▶ Direction: All lines in which the word "cLUC" occurs are to be extracted.

▶ Input for this task:
-- BEGIN --

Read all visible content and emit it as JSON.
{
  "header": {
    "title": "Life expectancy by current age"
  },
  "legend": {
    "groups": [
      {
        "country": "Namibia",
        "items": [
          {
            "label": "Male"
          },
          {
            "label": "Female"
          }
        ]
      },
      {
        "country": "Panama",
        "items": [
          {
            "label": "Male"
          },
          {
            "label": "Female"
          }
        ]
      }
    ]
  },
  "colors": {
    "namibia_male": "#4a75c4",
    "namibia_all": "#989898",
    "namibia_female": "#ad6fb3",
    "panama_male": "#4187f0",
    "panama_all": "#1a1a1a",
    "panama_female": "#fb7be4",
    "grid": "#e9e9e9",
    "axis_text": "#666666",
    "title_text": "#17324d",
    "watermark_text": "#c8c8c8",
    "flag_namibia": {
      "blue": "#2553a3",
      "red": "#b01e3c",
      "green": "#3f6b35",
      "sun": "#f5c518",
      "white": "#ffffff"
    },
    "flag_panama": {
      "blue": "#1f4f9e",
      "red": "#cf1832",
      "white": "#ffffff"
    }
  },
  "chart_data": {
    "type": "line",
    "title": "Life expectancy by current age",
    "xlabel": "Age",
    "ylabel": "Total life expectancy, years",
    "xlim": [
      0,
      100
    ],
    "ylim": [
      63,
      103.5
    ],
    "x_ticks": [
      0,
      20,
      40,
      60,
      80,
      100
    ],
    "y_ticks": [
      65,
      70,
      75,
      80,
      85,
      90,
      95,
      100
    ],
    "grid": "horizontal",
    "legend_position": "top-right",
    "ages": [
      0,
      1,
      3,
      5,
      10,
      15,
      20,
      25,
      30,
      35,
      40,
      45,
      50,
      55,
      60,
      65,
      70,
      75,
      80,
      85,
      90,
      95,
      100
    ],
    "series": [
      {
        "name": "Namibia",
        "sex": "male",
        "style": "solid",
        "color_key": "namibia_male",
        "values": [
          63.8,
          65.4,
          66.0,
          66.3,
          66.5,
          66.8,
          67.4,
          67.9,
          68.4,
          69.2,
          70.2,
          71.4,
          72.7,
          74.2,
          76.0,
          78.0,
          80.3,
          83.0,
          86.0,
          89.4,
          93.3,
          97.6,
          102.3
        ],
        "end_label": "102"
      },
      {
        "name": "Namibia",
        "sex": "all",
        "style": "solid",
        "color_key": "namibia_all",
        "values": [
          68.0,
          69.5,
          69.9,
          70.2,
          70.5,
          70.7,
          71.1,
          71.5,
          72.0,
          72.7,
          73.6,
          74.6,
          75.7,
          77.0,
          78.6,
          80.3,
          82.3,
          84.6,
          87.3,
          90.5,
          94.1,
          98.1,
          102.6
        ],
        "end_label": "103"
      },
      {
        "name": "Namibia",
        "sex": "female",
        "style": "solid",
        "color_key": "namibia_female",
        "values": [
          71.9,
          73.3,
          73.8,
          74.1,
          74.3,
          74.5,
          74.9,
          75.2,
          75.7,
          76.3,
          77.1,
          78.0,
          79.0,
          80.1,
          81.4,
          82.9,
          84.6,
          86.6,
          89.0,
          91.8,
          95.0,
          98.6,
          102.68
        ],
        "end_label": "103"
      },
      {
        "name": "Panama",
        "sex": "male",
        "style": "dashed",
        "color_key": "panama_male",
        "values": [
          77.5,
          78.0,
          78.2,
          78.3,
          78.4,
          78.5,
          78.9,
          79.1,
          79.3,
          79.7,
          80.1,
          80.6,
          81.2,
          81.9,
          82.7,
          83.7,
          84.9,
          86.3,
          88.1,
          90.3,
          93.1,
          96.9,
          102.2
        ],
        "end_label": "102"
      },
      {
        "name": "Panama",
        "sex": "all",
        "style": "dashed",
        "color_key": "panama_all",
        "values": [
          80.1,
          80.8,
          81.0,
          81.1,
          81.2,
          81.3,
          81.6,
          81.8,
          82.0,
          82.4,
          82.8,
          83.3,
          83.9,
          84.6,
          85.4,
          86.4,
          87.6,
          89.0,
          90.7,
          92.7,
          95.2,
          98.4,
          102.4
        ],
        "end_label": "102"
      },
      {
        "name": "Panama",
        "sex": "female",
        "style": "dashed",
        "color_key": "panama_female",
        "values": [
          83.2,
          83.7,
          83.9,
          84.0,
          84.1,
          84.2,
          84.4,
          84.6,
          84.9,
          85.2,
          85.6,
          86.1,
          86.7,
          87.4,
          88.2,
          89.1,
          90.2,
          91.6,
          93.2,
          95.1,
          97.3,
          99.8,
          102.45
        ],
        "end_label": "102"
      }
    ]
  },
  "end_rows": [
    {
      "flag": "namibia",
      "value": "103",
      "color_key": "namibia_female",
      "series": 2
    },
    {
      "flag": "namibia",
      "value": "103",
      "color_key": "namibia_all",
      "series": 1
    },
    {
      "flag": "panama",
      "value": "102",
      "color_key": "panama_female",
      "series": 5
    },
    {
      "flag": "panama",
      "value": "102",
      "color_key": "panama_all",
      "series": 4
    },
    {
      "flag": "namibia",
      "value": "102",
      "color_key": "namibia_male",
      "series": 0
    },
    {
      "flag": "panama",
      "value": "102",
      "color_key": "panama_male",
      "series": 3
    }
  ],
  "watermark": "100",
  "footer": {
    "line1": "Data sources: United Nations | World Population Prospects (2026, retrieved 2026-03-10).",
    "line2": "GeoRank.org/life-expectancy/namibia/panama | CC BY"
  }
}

-- END --
-- BEGIN --

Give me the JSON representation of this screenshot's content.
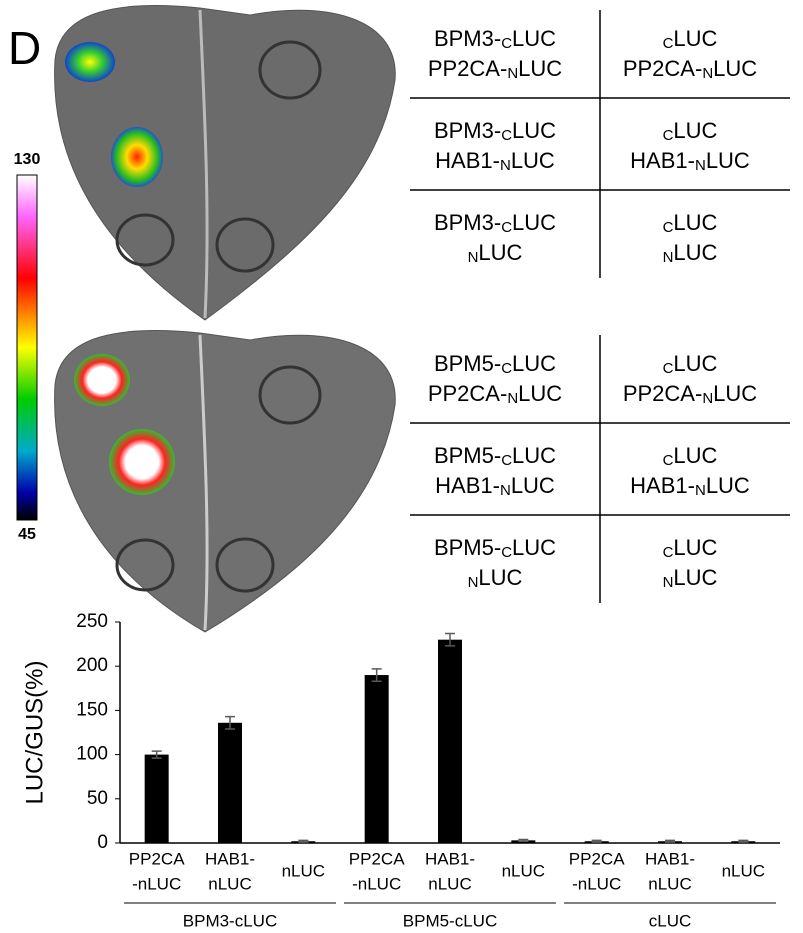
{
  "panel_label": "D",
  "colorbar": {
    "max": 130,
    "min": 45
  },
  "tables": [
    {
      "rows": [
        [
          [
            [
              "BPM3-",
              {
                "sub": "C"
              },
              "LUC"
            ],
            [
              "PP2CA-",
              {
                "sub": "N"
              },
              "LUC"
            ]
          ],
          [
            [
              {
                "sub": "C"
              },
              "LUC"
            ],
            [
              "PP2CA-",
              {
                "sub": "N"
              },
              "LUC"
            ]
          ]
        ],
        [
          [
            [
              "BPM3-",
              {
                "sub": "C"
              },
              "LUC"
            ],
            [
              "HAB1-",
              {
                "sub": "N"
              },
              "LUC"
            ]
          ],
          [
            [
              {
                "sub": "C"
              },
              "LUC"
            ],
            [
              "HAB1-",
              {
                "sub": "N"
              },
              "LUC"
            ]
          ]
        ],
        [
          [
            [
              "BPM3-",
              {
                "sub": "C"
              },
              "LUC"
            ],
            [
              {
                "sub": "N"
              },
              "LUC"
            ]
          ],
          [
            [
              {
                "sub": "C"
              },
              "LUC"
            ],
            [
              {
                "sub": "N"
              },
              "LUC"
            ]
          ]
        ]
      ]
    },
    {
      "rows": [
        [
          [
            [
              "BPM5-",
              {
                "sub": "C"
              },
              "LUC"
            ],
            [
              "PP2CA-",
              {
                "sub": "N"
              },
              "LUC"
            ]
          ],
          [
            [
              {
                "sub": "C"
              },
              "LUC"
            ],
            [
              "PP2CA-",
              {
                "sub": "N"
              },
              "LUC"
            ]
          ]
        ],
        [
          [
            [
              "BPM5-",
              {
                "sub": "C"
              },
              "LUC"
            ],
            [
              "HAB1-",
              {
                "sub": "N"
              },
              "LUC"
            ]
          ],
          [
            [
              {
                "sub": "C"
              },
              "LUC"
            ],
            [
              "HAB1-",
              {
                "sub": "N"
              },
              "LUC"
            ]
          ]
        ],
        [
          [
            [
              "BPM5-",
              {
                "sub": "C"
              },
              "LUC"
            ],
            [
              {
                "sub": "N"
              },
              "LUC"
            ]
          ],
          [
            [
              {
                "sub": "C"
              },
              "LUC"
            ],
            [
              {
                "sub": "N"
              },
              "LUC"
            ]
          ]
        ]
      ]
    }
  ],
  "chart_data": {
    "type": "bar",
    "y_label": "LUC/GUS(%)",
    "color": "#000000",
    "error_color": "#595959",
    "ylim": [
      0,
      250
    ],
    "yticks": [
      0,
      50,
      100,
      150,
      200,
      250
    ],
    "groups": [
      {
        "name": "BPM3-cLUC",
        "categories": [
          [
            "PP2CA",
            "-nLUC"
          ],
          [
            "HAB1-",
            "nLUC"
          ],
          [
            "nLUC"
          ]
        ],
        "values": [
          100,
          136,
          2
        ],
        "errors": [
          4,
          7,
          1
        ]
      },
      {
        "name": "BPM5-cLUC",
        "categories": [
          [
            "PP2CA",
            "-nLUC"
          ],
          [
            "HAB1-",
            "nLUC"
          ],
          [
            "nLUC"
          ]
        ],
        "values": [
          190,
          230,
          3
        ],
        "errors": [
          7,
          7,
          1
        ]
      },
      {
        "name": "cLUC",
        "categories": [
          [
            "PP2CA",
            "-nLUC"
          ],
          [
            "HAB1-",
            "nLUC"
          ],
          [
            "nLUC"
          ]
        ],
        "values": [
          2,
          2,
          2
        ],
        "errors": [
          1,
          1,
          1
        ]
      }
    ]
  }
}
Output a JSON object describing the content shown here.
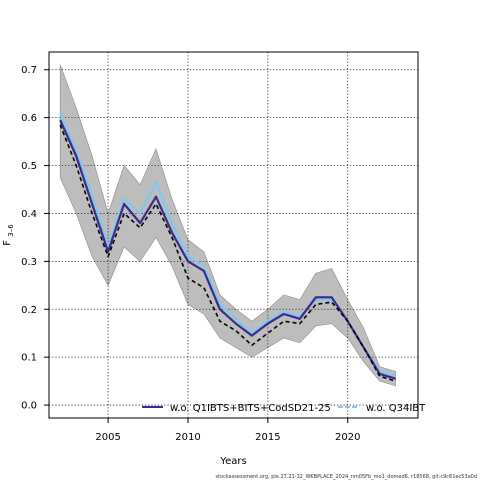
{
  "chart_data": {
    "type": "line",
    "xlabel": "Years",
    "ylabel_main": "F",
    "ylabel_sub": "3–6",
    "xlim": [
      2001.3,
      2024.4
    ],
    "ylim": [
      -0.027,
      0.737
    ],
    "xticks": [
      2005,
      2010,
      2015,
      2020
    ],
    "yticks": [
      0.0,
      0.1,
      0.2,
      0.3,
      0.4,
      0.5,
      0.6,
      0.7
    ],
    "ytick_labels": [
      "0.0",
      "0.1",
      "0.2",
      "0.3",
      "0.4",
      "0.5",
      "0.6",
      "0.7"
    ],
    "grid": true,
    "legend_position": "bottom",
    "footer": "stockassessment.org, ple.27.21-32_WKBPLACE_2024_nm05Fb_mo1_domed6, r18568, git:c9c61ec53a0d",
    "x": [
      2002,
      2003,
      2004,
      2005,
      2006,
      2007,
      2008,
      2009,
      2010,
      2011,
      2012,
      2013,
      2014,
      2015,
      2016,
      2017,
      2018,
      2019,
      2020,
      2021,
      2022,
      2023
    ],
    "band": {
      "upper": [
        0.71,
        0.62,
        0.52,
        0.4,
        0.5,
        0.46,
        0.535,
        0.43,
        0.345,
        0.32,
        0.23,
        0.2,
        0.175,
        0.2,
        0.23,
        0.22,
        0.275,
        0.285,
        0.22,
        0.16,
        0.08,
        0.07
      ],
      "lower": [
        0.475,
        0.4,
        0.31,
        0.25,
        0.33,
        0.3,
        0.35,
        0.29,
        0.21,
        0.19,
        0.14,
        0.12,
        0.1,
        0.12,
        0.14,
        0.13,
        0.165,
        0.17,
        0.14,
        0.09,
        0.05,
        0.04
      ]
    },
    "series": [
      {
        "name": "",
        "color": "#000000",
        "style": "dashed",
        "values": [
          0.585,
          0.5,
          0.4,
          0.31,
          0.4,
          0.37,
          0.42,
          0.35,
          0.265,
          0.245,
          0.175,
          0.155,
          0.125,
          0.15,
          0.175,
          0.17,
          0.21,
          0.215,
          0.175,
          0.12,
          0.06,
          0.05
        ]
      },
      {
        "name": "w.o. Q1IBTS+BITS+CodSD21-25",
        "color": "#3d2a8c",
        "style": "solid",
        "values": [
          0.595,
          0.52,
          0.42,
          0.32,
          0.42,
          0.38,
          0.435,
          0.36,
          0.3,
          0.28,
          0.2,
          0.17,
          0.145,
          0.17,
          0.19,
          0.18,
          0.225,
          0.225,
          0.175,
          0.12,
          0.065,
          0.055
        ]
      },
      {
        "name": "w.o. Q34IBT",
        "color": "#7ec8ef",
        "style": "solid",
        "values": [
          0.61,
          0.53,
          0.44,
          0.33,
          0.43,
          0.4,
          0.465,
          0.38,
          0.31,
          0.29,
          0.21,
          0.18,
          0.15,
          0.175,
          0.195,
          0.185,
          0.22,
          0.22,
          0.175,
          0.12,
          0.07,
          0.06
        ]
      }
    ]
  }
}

-- END --

▶ Solution to this problem:
        "name": "BPM3-cLUC",
        "name": "BPM5-cLUC",
        "name": "cLUC",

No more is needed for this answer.